• [Input material]:
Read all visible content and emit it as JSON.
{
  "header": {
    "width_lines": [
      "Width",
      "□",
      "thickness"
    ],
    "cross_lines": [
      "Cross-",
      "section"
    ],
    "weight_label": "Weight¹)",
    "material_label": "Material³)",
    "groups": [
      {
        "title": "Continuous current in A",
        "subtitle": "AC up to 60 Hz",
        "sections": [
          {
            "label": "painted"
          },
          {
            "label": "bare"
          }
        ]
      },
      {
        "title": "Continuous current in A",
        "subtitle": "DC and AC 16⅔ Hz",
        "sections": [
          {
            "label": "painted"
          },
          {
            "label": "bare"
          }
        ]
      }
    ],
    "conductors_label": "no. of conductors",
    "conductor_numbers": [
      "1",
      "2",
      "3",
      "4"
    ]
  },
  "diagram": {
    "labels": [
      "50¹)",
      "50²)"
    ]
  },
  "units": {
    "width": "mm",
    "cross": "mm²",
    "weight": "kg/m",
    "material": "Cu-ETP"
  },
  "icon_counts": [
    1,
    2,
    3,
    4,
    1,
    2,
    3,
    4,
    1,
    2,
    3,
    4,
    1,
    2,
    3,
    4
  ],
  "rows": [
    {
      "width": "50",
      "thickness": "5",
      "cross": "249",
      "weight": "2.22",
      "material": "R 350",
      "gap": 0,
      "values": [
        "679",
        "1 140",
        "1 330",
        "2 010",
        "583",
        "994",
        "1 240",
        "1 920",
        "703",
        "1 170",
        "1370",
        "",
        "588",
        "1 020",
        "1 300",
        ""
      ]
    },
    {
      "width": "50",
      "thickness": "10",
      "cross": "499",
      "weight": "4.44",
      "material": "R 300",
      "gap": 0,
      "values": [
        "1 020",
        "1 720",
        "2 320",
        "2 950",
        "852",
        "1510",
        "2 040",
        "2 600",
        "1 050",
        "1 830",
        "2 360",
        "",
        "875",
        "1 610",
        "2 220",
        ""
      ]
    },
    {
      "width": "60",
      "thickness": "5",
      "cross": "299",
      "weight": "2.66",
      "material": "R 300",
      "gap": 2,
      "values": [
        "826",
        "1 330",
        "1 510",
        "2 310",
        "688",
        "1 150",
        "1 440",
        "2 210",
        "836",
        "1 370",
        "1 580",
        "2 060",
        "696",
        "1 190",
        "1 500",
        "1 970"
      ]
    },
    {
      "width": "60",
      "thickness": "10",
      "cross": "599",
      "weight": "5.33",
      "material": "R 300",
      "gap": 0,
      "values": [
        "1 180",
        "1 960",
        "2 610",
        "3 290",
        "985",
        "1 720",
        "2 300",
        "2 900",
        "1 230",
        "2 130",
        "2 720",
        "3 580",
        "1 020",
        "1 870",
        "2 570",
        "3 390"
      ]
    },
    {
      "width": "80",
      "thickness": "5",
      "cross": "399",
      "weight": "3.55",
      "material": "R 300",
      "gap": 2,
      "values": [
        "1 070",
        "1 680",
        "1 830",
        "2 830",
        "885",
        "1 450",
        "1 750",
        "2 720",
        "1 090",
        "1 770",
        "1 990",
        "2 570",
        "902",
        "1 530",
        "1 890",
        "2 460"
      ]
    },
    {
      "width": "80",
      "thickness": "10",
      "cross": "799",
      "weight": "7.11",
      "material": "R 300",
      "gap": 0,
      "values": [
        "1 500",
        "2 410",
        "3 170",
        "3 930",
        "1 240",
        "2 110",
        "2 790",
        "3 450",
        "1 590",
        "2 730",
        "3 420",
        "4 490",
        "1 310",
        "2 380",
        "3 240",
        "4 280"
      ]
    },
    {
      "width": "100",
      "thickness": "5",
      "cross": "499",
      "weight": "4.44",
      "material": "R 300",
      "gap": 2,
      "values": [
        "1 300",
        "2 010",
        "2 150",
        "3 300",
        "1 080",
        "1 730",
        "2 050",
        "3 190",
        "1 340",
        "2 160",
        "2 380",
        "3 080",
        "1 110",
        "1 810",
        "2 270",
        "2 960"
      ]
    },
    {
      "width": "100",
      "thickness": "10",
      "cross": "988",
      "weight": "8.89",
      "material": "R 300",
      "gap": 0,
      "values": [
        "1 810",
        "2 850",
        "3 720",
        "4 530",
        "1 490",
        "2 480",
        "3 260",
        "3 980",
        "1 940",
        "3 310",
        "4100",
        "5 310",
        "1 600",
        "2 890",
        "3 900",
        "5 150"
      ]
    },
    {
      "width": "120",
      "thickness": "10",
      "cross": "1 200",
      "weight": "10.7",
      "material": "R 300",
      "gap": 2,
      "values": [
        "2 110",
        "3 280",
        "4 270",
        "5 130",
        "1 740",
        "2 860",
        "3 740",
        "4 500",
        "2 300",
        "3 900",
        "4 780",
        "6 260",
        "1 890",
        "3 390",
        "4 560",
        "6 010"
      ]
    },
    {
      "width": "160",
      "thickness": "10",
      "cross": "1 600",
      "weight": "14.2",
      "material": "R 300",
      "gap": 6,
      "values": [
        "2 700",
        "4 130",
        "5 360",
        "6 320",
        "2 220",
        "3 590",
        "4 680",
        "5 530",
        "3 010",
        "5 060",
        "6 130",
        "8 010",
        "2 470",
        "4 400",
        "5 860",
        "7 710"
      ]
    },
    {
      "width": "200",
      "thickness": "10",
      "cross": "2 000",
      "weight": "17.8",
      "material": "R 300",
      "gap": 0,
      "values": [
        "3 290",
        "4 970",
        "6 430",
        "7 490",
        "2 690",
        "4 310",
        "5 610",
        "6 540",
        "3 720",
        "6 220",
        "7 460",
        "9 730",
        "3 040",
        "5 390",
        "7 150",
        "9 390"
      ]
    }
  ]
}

• [Instructions to follow]: In the entries above, find each line with the string "subtitle" and copy it.

• [Exercise output]:
        "subtitle": "AC up to 60 Hz",
        "subtitle": "DC and AC 16⅔ Hz",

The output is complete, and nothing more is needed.